**The exercise:**
Each line in the entries below that holds the string "text" is to be listed.
═══ Data excerpts
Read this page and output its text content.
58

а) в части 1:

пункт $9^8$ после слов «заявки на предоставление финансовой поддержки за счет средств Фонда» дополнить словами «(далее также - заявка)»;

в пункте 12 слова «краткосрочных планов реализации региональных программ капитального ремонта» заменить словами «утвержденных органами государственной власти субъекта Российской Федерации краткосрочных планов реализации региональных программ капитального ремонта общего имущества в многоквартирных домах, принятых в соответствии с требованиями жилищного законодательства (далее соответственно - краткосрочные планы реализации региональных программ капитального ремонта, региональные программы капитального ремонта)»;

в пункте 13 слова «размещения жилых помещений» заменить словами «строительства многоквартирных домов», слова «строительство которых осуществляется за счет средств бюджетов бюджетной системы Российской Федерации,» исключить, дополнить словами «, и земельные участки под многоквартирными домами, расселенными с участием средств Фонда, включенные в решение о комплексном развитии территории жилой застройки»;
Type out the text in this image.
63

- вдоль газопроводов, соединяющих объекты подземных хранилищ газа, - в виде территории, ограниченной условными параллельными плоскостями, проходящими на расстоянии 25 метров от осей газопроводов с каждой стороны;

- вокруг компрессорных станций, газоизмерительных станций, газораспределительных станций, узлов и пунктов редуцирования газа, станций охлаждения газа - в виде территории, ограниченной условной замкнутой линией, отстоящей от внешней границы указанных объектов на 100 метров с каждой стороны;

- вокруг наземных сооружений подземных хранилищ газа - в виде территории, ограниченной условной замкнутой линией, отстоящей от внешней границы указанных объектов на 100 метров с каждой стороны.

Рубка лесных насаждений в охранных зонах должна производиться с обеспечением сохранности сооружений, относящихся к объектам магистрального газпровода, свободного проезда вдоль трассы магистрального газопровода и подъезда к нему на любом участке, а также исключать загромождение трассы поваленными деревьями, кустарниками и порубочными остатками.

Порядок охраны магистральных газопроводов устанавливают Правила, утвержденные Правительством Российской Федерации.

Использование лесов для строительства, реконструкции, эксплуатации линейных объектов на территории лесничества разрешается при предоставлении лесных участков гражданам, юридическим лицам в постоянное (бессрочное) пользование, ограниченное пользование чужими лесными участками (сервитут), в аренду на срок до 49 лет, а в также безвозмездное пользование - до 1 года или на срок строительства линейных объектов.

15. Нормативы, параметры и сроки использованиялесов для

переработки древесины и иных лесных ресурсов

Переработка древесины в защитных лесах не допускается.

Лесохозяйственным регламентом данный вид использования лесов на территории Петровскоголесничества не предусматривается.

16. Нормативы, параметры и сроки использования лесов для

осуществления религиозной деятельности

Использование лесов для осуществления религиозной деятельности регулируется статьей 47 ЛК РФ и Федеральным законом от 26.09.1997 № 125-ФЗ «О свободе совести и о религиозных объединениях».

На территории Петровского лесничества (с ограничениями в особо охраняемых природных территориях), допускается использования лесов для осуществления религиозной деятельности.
══════
**Task answer:**
Read this page and output its text content.
Type out the text in this image.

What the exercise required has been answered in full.